The task: With the pictures omitted, write out the entries that follow exactly as they stand.

── Material provided ──

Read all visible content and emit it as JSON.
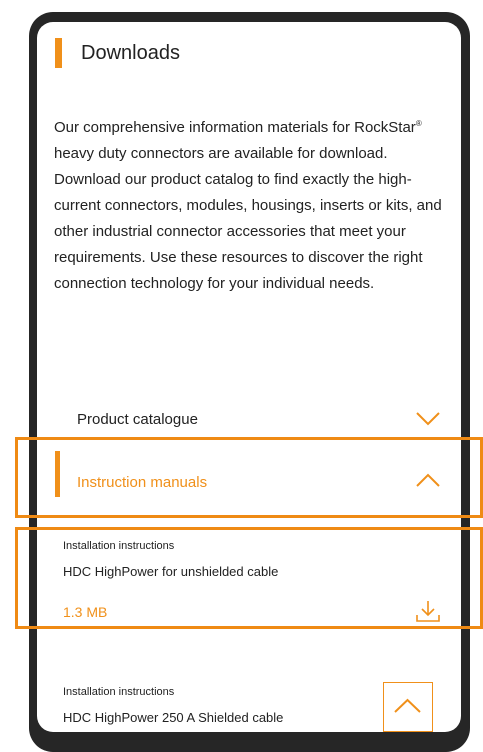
{
  "header": {
    "title": "Downloads"
  },
  "intro": {
    "text_before_reg": "Our comprehensive information materials for RockStar",
    "reg": "®",
    "text_after_reg": " heavy duty connectors are available for download. Download our product catalog to find exactly the high-current connectors, modules, housings, inserts or kits, and other industrial connector accessories that meet your requirements. Use these resources to discover the right connection technology for your individual needs."
  },
  "accordion": [
    {
      "label": "Product catalogue",
      "expanded": false
    },
    {
      "label": "Instruction manuals",
      "expanded": true
    }
  ],
  "downloads": [
    {
      "category": "Installation instructions",
      "title": "HDC HighPower for unshielded cable",
      "size": "1.3 MB"
    },
    {
      "category": "Installation instructions",
      "title": "HDC HighPower 250 A Shielded cable"
    }
  ],
  "colors": {
    "accent": "#f0901a",
    "highlight": "#ef8a14",
    "frame": "#262626"
  },
  "icons": {
    "collapsed": "chevron-down-icon",
    "expanded": "chevron-up-icon",
    "download": "download-icon",
    "scroll_top": "chevron-up-icon"
  }
}
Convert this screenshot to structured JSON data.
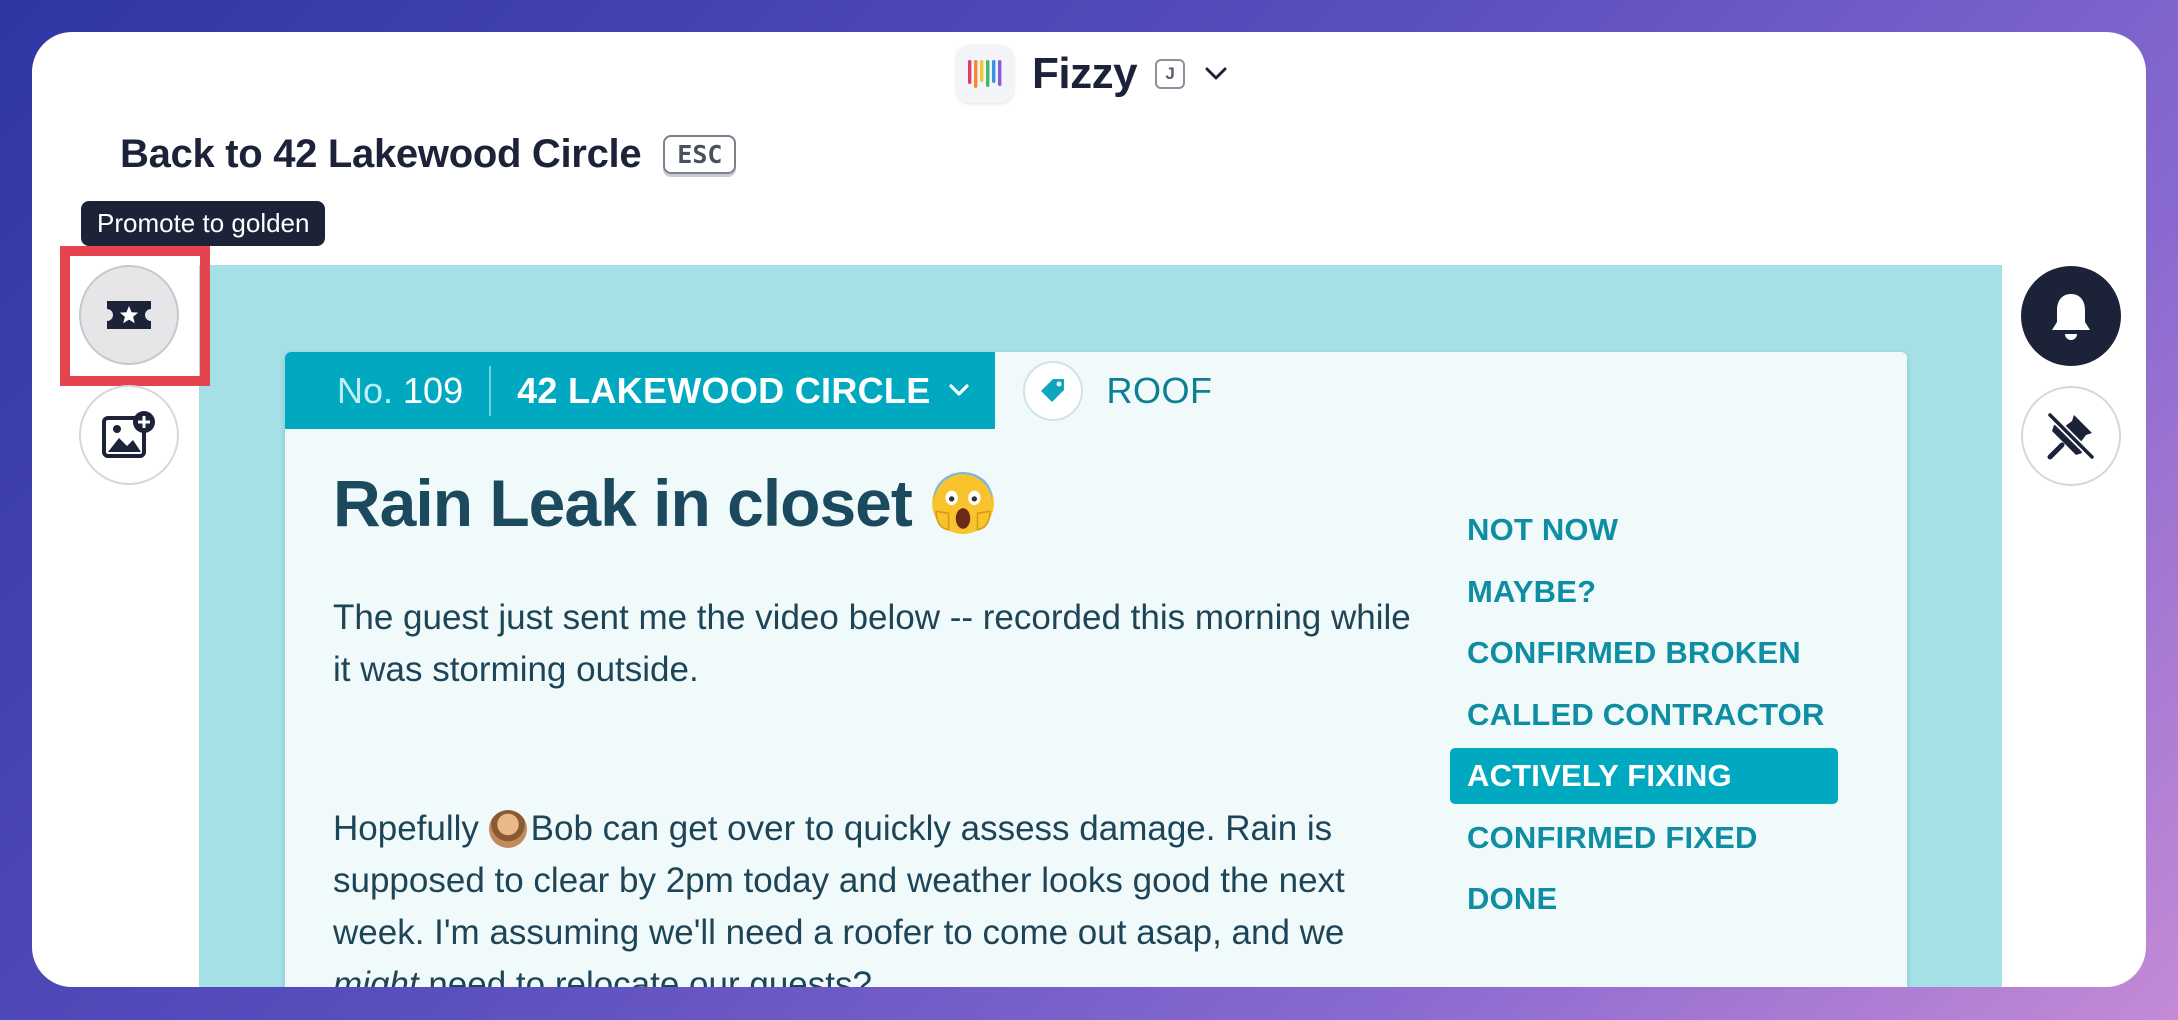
{
  "app": {
    "name": "Fizzy",
    "shortcut": "J"
  },
  "back": {
    "label": "Back to 42 Lakewood Circle",
    "shortcut": "ESC"
  },
  "tooltip": {
    "text": "Promote to golden"
  },
  "left_actions": [
    {
      "icon": "golden-ticket-icon",
      "label": "Promote to golden"
    },
    {
      "icon": "add-image-icon"
    }
  ],
  "right_actions": [
    {
      "icon": "bell-icon"
    },
    {
      "icon": "unpin-icon"
    }
  ],
  "card": {
    "number_label": "No.",
    "number": "109",
    "board": "42 LAKEWOOD CIRCLE",
    "tag": "ROOF",
    "title": "Rain Leak in closet",
    "body_paragraph_1": "The guest just sent me the video below -- recorded this morning while it was storming outside.",
    "body_paragraph_2": {
      "prefix": "Hopefully ",
      "mention": "Bob",
      "middle": " can get over to quickly assess damage. Rain is supposed to clear by 2pm today and weather looks good the next week. I'm assuming we'll need a roofer to come out asap, and we ",
      "emphasis": "might",
      "suffix": " need to relocate our guests?"
    },
    "statuses": [
      {
        "label": "NOT NOW",
        "active": false
      },
      {
        "label": "MAYBE?",
        "active": false
      },
      {
        "label": "CONFIRMED BROKEN",
        "active": false
      },
      {
        "label": "CALLED CONTRACTOR",
        "active": false
      },
      {
        "label": "ACTIVELY FIXING",
        "active": true
      },
      {
        "label": "CONFIRMED FIXED",
        "active": false
      },
      {
        "label": "DONE",
        "active": false
      }
    ]
  },
  "colors": {
    "accent_teal": "#00a9bf",
    "board_background": "#a5e0e7",
    "highlight_red": "#e5434d",
    "text_dark": "#1c2238"
  }
}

───

Result below:
Read all visible content and emit it as JSON.
{
  "header": {
    "title": "Downloads"
  },
  "intro": {
    "text_before_reg": "Our comprehensive information materials for RockStar",
    "reg": "®",
    "text_after_reg": " heavy duty connectors are available for download. Download our product catalog to find exactly the high-current connectors, modules, housings, inserts or kits, and other industrial connector accessories that meet your requirements. Use these resources to discover the right connection technology for your individual needs."
  },
  "accordion": [
    {
      "label": "Product catalogue",
      "expanded": false
    },
    {
      "label": "Instruction manuals",
      "expanded": true
    }
  ],
  "downloads": [
    {
      "category": "Installation instructions",
      "title": "HDC HighPower for unshielded cable",
      "size": "1.3 MB"
    },
    {
      "category": "Installation instructions",
      "title": "HDC HighPower 250 A Shielded cable"
    }
  ],
  "colors": {
    "accent": "#f0901a",
    "highlight": "#ef8a14",
    "frame": "#262626"
  },
  "icons": {
    "collapsed": "chevron-down-icon",
    "expanded": "chevron-up-icon",
    "download": "download-icon",
    "scroll_top": "chevron-up-icon"
  }
}
Convert this screenshot to structured JSON data.
{
  "app": {
    "name": "Fizzy",
    "shortcut": "J"
  },
  "back": {
    "label": "Back to 42 Lakewood Circle",
    "shortcut": "ESC"
  },
  "tooltip": {
    "text": "Promote to golden"
  },
  "left_actions": [
    {
      "icon": "golden-ticket-icon",
      "label": "Promote to golden"
    },
    {
      "icon": "add-image-icon"
    }
  ],
  "right_actions": [
    {
      "icon": "bell-icon"
    },
    {
      "icon": "unpin-icon"
    }
  ],
  "card": {
    "number_label": "No.",
    "number": "109",
    "board": "42 LAKEWOOD CIRCLE",
    "tag": "ROOF",
    "title": "Rain Leak in closet",
    "body_paragraph_1": "The guest just sent me the video below -- recorded this morning while it was storming outside.",
    "body_paragraph_2": {
      "prefix": "Hopefully ",
      "mention": "Bob",
      "middle": " can get over to quickly assess damage. Rain is supposed to clear by 2pm today and weather looks good the next week. I'm assuming we'll need a roofer to come out asap, and we ",
      "emphasis": "might",
      "suffix": " need to relocate our guests?"
    },
    "statuses": [
      {
        "label": "NOT NOW",
        "active": false
      },
      {
        "label": "MAYBE?",
        "active": false
      },
      {
        "label": "CONFIRMED BROKEN",
        "active": false
      },
      {
        "label": "CALLED CONTRACTOR",
        "active": false
      },
      {
        "label": "ACTIVELY FIXING",
        "active": true
      },
      {
        "label": "CONFIRMED FIXED",
        "active": false
      },
      {
        "label": "DONE",
        "active": false
      }
    ]
  },
  "colors": {
    "accent_teal": "#00a9bf",
    "board_background": "#a5e0e7",
    "highlight_red": "#e5434d",
    "text_dark": "#1c2238"
  }
}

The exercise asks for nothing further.